- _EXERCISE REQUIREMENTS_: Give the entries again, word for word.

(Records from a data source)
>> Begin

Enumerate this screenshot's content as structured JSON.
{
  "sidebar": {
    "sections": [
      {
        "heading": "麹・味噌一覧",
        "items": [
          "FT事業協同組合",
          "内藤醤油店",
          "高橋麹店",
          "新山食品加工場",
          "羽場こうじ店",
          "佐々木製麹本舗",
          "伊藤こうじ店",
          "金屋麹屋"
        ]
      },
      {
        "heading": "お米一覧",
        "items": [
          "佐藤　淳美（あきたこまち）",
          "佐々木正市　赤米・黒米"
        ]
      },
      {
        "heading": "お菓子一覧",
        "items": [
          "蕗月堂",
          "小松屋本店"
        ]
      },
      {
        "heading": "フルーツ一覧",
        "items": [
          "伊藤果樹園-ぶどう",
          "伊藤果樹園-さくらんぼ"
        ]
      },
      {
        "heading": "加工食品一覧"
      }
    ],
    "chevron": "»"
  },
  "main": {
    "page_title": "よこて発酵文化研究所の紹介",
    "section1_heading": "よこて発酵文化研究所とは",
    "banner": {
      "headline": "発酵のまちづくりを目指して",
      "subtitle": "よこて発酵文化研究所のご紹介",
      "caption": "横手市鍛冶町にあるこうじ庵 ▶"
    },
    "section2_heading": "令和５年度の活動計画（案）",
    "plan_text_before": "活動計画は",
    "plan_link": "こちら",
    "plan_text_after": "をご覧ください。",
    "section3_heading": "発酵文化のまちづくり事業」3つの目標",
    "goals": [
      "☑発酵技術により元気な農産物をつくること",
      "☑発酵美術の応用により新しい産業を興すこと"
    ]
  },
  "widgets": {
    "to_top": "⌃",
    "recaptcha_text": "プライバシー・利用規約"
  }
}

>> End

- _FULL SOLUTION_:
Enumerate this screenshot's content as structured JSON.
{
  "sidebar": {
    "sections": [
      {
        "heading": "麹・味噌一覧",
        "items": [
          "FT事業協同組合",
          "内藤醤油店",
          "高橋麹店",
          "新山食品加工場",
          "羽場こうじ店",
          "佐々木製麹本舗",
          "伊藤こうじ店",
          "金屋麹屋"
        ]
      },
      {
        "heading": "お米一覧",
        "items": [
          "佐藤　淳美（あきたこまち）",
          "佐々木正市　赤米・黒米"
        ]
      },
      {
        "heading": "お菓子一覧",
        "items": [
          "蕗月堂",
          "小松屋本店"
        ]
      },
      {
        "heading": "フルーツ一覧",
        "items": [
          "伊藤果樹園-ぶどう",
          "伊藤果樹園-さくらんぼ"
        ]
      },
      {
        "heading": "加工食品一覧"
      }
    ],
    "chevron": "»"
  },
  "main": {
    "page_title": "よこて発酵文化研究所の紹介",
    "section1_heading": "よこて発酵文化研究所とは",
    "banner": {
      "headline": "発酵のまちづくりを目指して",
      "subtitle": "よこて発酵文化研究所のご紹介",
      "caption": "横手市鍛冶町にあるこうじ庵 ▶"
    },
    "section2_heading": "令和５年度の活動計画（案）",
    "plan_text_before": "活動計画は",
    "plan_link": "こちら",
    "plan_text_after": "をご覧ください。",
    "section3_heading": "発酵文化のまちづくり事業」3つの目標",
    "goals": [
      "☑発酵技術により元気な農産物をつくること",
      "☑発酵美術の応用により新しい産業を興すこと"
    ]
  },
  "widgets": {
    "to_top": "⌃",
    "recaptcha_text": "プライバシー・利用規約"
  }
}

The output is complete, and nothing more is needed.